Records from a data source:

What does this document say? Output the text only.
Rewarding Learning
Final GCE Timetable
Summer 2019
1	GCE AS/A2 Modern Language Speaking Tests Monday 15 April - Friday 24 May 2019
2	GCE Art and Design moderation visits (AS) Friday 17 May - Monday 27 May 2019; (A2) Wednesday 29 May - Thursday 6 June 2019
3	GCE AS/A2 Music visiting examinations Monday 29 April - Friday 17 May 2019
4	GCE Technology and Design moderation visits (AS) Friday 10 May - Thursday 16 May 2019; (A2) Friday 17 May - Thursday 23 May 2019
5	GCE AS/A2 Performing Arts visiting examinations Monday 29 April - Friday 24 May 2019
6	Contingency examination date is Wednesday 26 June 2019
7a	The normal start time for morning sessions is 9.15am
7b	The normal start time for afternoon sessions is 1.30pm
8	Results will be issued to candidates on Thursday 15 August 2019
==
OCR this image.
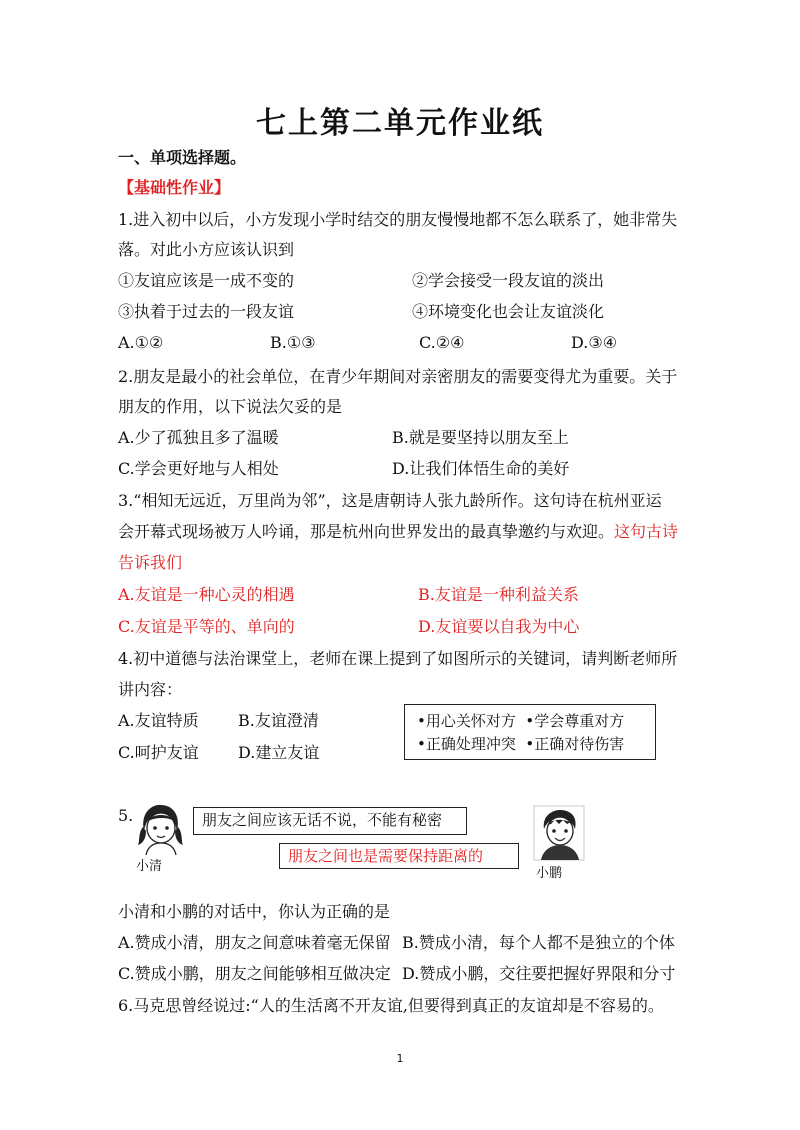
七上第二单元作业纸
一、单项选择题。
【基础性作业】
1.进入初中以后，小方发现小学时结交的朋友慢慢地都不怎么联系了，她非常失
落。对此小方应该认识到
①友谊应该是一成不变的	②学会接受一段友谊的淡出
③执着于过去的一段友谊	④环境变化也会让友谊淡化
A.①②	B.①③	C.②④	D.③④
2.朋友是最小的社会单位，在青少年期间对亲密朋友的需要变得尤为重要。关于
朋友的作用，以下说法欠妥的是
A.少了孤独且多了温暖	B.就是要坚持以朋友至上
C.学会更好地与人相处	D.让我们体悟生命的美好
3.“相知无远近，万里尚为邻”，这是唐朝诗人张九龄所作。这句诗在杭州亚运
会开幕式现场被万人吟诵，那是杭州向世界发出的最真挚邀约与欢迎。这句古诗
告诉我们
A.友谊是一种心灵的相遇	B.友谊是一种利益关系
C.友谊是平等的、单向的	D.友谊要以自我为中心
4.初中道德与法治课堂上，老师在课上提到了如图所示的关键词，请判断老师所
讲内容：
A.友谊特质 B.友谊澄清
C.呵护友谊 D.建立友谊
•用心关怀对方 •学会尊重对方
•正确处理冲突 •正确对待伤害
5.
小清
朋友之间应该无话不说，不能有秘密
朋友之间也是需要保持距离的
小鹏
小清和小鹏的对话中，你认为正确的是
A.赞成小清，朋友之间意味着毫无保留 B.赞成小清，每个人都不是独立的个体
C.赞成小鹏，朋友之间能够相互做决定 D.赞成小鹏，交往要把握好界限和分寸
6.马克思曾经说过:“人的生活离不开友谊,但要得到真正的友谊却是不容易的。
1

> **What is needed**: Give solely the number of lines in the data that contain the string "April".

> **Complete answer**: 3